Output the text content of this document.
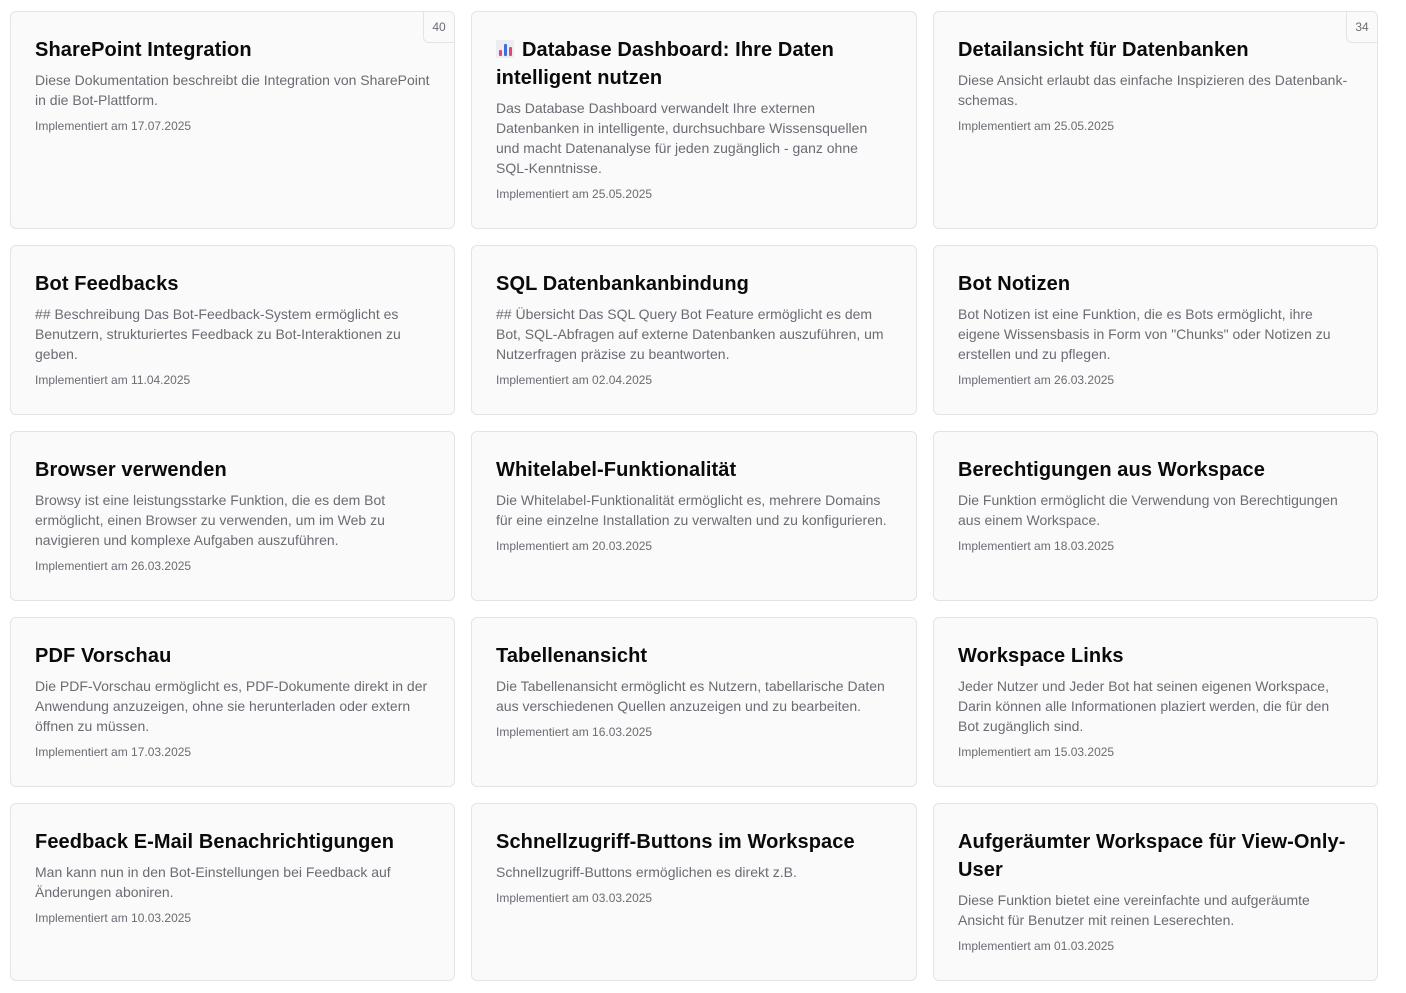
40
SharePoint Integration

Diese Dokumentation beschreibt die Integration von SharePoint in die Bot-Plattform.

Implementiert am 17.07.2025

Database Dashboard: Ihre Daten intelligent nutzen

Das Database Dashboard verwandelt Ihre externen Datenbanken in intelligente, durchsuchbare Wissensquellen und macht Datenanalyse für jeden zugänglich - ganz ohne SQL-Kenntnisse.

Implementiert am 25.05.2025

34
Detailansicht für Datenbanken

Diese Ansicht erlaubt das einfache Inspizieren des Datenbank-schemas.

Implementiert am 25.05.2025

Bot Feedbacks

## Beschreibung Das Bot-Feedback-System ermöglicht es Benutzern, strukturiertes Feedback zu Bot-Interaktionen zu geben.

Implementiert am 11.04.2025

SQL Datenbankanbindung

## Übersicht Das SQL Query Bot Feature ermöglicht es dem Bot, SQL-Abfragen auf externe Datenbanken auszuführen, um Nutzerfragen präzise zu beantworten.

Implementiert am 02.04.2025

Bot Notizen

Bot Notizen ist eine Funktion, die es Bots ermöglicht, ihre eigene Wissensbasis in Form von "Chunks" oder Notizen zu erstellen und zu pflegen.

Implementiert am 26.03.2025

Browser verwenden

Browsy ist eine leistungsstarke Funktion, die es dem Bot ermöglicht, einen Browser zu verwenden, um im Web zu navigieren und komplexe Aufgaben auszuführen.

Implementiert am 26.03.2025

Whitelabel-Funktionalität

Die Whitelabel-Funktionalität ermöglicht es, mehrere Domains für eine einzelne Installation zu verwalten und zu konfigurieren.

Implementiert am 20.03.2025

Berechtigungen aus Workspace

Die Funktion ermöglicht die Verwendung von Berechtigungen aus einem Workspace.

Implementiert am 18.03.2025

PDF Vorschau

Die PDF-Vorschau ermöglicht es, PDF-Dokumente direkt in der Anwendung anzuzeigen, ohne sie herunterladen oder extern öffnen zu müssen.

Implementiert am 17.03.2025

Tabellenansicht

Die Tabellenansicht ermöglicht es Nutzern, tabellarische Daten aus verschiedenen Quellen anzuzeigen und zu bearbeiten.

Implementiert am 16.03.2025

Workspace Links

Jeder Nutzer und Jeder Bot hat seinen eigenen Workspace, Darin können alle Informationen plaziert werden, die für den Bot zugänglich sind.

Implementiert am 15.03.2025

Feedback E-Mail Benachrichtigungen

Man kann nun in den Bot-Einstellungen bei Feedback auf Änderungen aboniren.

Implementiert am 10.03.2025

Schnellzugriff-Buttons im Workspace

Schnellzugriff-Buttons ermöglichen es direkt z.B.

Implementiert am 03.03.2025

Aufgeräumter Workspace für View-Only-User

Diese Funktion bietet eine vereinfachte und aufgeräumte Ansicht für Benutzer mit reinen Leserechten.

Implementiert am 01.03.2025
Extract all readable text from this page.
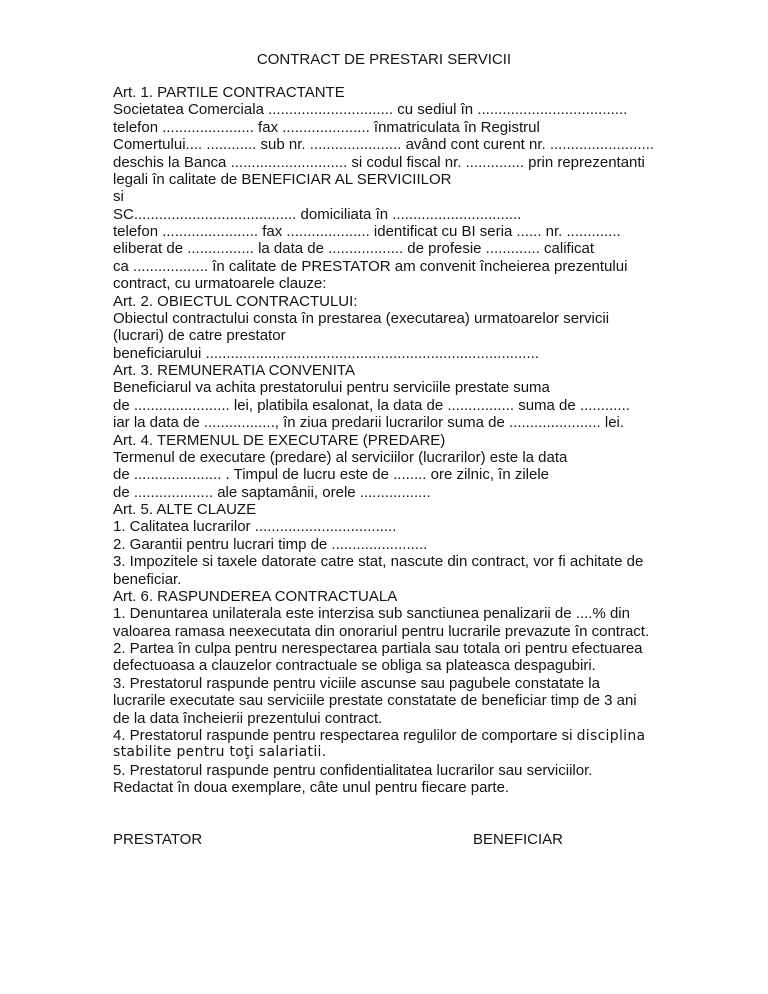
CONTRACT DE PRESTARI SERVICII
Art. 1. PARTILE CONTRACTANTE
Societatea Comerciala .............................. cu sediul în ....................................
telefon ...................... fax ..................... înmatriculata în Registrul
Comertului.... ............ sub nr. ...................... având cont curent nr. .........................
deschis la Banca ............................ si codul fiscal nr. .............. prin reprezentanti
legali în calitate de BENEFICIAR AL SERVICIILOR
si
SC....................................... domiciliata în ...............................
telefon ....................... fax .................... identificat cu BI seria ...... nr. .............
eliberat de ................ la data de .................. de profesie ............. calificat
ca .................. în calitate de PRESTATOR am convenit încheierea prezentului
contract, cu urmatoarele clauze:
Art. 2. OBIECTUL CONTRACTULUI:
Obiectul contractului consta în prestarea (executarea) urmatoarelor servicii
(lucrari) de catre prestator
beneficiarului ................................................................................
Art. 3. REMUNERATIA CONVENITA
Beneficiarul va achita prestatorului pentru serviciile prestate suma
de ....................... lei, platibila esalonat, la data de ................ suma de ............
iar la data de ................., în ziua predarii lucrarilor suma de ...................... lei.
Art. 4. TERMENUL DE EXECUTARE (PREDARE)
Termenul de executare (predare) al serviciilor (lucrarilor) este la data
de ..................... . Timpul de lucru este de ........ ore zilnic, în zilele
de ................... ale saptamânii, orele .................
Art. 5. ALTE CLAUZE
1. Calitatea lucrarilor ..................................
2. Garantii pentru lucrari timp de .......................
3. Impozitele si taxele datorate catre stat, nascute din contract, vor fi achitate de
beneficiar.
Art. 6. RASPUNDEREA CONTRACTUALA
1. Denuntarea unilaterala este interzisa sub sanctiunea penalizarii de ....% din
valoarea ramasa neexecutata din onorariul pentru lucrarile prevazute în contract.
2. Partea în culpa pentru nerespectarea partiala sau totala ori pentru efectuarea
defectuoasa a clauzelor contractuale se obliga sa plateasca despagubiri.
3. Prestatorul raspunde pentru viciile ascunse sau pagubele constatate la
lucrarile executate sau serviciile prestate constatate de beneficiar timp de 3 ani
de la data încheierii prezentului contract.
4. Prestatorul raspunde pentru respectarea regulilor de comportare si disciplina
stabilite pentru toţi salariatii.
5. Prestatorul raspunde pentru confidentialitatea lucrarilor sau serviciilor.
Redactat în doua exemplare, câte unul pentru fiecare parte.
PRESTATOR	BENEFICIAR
==============================
* [Instructions to follow]
Restate the records word for word, omitting images.

* [Written solution]
Output the text content of this document.
40
SharePoint Integration

Diese Dokumentation beschreibt die Integration von SharePoint in die Bot-Plattform.

Implementiert am 17.07.2025

Database Dashboard: Ihre Daten intelligent nutzen

Das Database Dashboard verwandelt Ihre externen Datenbanken in intelligente, durchsuchbare Wissensquellen und macht Datenanalyse für jeden zugänglich - ganz ohne SQL-Kenntnisse.

Implementiert am 25.05.2025

34
Detailansicht für Datenbanken

Diese Ansicht erlaubt das einfache Inspizieren des Datenbank-schemas.

Implementiert am 25.05.2025

Bot Feedbacks

## Beschreibung Das Bot-Feedback-System ermöglicht es Benutzern, strukturiertes Feedback zu Bot-Interaktionen zu geben.

Implementiert am 11.04.2025

SQL Datenbankanbindung

## Übersicht Das SQL Query Bot Feature ermöglicht es dem Bot, SQL-Abfragen auf externe Datenbanken auszuführen, um Nutzerfragen präzise zu beantworten.

Implementiert am 02.04.2025

Bot Notizen

Bot Notizen ist eine Funktion, die es Bots ermöglicht, ihre eigene Wissensbasis in Form von "Chunks" oder Notizen zu erstellen und zu pflegen.

Implementiert am 26.03.2025

Browser verwenden

Browsy ist eine leistungsstarke Funktion, die es dem Bot ermöglicht, einen Browser zu verwenden, um im Web zu navigieren und komplexe Aufgaben auszuführen.

Implementiert am 26.03.2025

Whitelabel-Funktionalität

Die Whitelabel-Funktionalität ermöglicht es, mehrere Domains für eine einzelne Installation zu verwalten und zu konfigurieren.

Implementiert am 20.03.2025

Berechtigungen aus Workspace

Die Funktion ermöglicht die Verwendung von Berechtigungen aus einem Workspace.

Implementiert am 18.03.2025

PDF Vorschau

Die PDF-Vorschau ermöglicht es, PDF-Dokumente direkt in der Anwendung anzuzeigen, ohne sie herunterladen oder extern öffnen zu müssen.

Implementiert am 17.03.2025

Tabellenansicht

Die Tabellenansicht ermöglicht es Nutzern, tabellarische Daten aus verschiedenen Quellen anzuzeigen und zu bearbeiten.

Implementiert am 16.03.2025

Workspace Links

Jeder Nutzer und Jeder Bot hat seinen eigenen Workspace, Darin können alle Informationen plaziert werden, die für den Bot zugänglich sind.

Implementiert am 15.03.2025

Feedback E-Mail Benachrichtigungen

Man kann nun in den Bot-Einstellungen bei Feedback auf Änderungen aboniren.

Implementiert am 10.03.2025

Schnellzugriff-Buttons im Workspace

Schnellzugriff-Buttons ermöglichen es direkt z.B.

Implementiert am 03.03.2025

Aufgeräumter Workspace für View-Only-User

Diese Funktion bietet eine vereinfachte und aufgeräumte Ansicht für Benutzer mit reinen Leserechten.

Implementiert am 01.03.2025
Extract all readable text from this page.
CONTRACT DE PRESTARI SERVICII
Art. 1. PARTILE CONTRACTANTE
Societatea Comerciala .............................. cu sediul în ....................................
telefon ...................... fax ..................... înmatriculata în Registrul
Comertului.... ............ sub nr. ...................... având cont curent nr. .........................
deschis la Banca ............................ si codul fiscal nr. .............. prin reprezentanti
legali în calitate de BENEFICIAR AL SERVICIILOR
si
SC....................................... domiciliata în ...............................
telefon ....................... fax .................... identificat cu BI seria ...... nr. .............
eliberat de ................ la data de .................. de profesie ............. calificat
ca .................. în calitate de PRESTATOR am convenit încheierea prezentului
contract, cu urmatoarele clauze:
Art. 2. OBIECTUL CONTRACTULUI:
Obiectul contractului consta în prestarea (executarea) urmatoarelor servicii
(lucrari) de catre prestator
beneficiarului ................................................................................
Art. 3. REMUNERATIA CONVENITA
Beneficiarul va achita prestatorului pentru serviciile prestate suma
de ....................... lei, platibila esalonat, la data de ................ suma de ............
iar la data de ................., în ziua predarii lucrarilor suma de ...................... lei.
Art. 4. TERMENUL DE EXECUTARE (PREDARE)
Termenul de executare (predare) al serviciilor (lucrarilor) este la data
de ..................... . Timpul de lucru este de ........ ore zilnic, în zilele
de ................... ale saptamânii, orele .................
Art. 5. ALTE CLAUZE
1. Calitatea lucrarilor ..................................
2. Garantii pentru lucrari timp de .......................
3. Impozitele si taxele datorate catre stat, nascute din contract, vor fi achitate de
beneficiar.
Art. 6. RASPUNDEREA CONTRACTUALA
1. Denuntarea unilaterala este interzisa sub sanctiunea penalizarii de ....% din
valoarea ramasa neexecutata din onorariul pentru lucrarile prevazute în contract.
2. Partea în culpa pentru nerespectarea partiala sau totala ori pentru efectuarea
defectuoasa a clauzelor contractuale se obliga sa plateasca despagubiri.
3. Prestatorul raspunde pentru viciile ascunse sau pagubele constatate la
lucrarile executate sau serviciile prestate constatate de beneficiar timp de 3 ani
de la data încheierii prezentului contract.
4. Prestatorul raspunde pentru respectarea regulilor de comportare si disciplina
stabilite pentru toţi salariatii.
5. Prestatorul raspunde pentru confidentialitatea lucrarilor sau serviciilor.
Redactat în doua exemplare, câte unul pentru fiecare parte.
PRESTATOR	BENEFICIAR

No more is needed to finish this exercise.